(Figure contents as structured data)
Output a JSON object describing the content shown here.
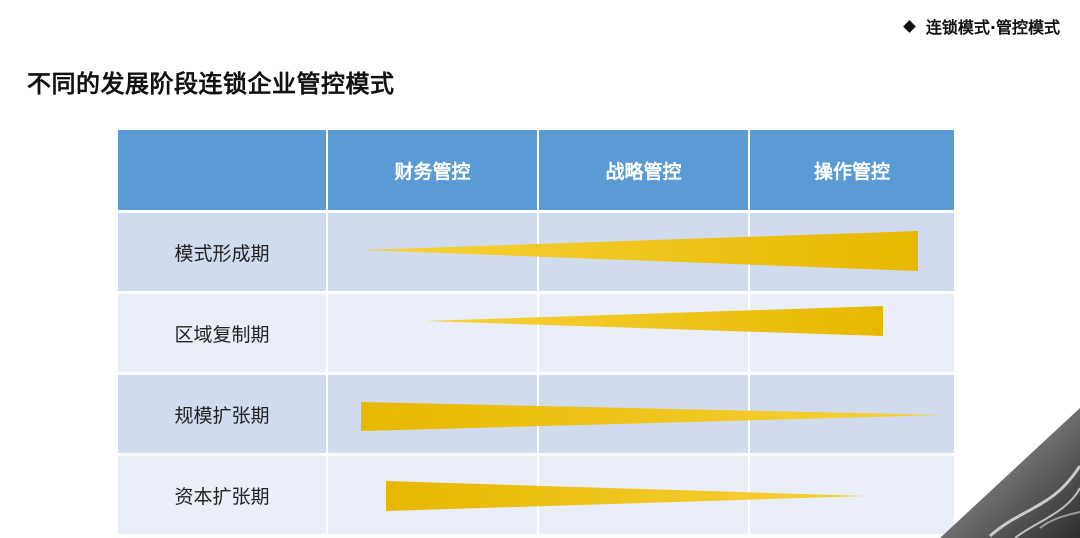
{
  "section_tag": "连锁模式·管控模式",
  "page_title": "不同的发展阶段连锁企业管控模式",
  "table": {
    "columns": [
      "财务管控",
      "战略管控",
      "操作管控"
    ],
    "rows": [
      {
        "label": "模式形成期"
      },
      {
        "label": "区域复制期"
      },
      {
        "label": "规模扩张期"
      },
      {
        "label": "资本扩张期"
      }
    ]
  },
  "colors": {
    "header_blue": "#5b9bd5",
    "row_dark": "#d0dcee",
    "row_light": "#e9eef8",
    "wedge_gold": "#f2c200"
  },
  "icons": {
    "tag_marker": "diamond-icon",
    "corner_decoration": "wave-photo-corner"
  }
}
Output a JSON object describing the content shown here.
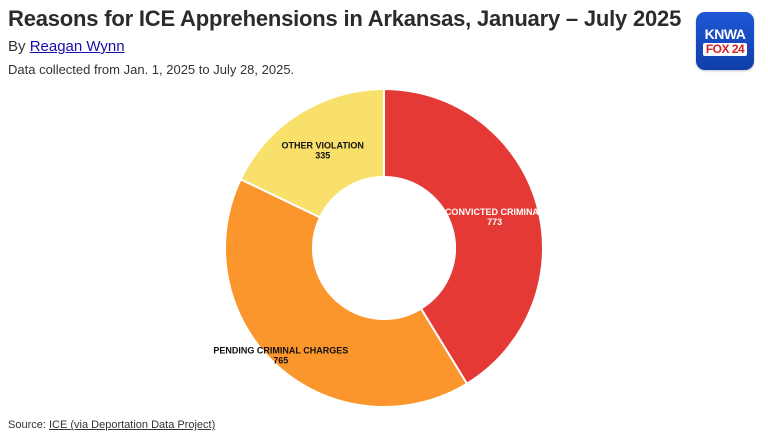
{
  "header": {
    "title": "Reasons for ICE Apprehensions in Arkansas, January – July 2025",
    "byline_prefix": "By",
    "author": "Reagan Wynn",
    "note": "Data collected from Jan. 1, 2025 to July 28, 2025."
  },
  "logo": {
    "top": "KNWA",
    "bottom": "FOX 24"
  },
  "footer": {
    "source_prefix": "Source:",
    "source_link": "ICE (via Deportation Data Project)"
  },
  "chart_data": {
    "type": "pie",
    "donut": true,
    "title": "Reasons for ICE Apprehensions in Arkansas, January – July 2025",
    "slices": [
      {
        "label": "CONVICTED CRIMINAL",
        "value": 773,
        "color": "#e53935"
      },
      {
        "label": "PENDING CRIMINAL CHARGES",
        "value": 765,
        "color": "#fb962d"
      },
      {
        "label": "OTHER VIOLATION",
        "value": 335,
        "color": "#f8e06a"
      }
    ]
  }
}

[TASK DIRECTIONS] Repeat each entry above word for word, leaving every picture out.

[THE RESPONSE]
Output a JSON object describing the content shown here.
{
  "section_tag": "连锁模式·管控模式",
  "page_title": "不同的发展阶段连锁企业管控模式",
  "table": {
    "columns": [
      "财务管控",
      "战略管控",
      "操作管控"
    ],
    "rows": [
      {
        "label": "模式形成期"
      },
      {
        "label": "区域复制期"
      },
      {
        "label": "规模扩张期"
      },
      {
        "label": "资本扩张期"
      }
    ]
  },
  "colors": {
    "header_blue": "#5b9bd5",
    "row_dark": "#d0dcee",
    "row_light": "#e9eef8",
    "wedge_gold": "#f2c200"
  },
  "icons": {
    "tag_marker": "diamond-icon",
    "corner_decoration": "wave-photo-corner"
  }
}
Output a JSON object describing the content shown here.
{
  "header": {
    "title": "Reasons for ICE Apprehensions in Arkansas, January – July 2025",
    "byline_prefix": "By",
    "author": "Reagan Wynn",
    "note": "Data collected from Jan. 1, 2025 to July 28, 2025."
  },
  "logo": {
    "top": "KNWA",
    "bottom": "FOX 24"
  },
  "footer": {
    "source_prefix": "Source:",
    "source_link": "ICE (via Deportation Data Project)"
  },
  "chart_data": {
    "type": "pie",
    "donut": true,
    "title": "Reasons for ICE Apprehensions in Arkansas, January – July 2025",
    "slices": [
      {
        "label": "CONVICTED CRIMINAL",
        "value": 773,
        "color": "#e53935"
      },
      {
        "label": "PENDING CRIMINAL CHARGES",
        "value": 765,
        "color": "#fb962d"
      },
      {
        "label": "OTHER VIOLATION",
        "value": 335,
        "color": "#f8e06a"
      }
    ]
  }
}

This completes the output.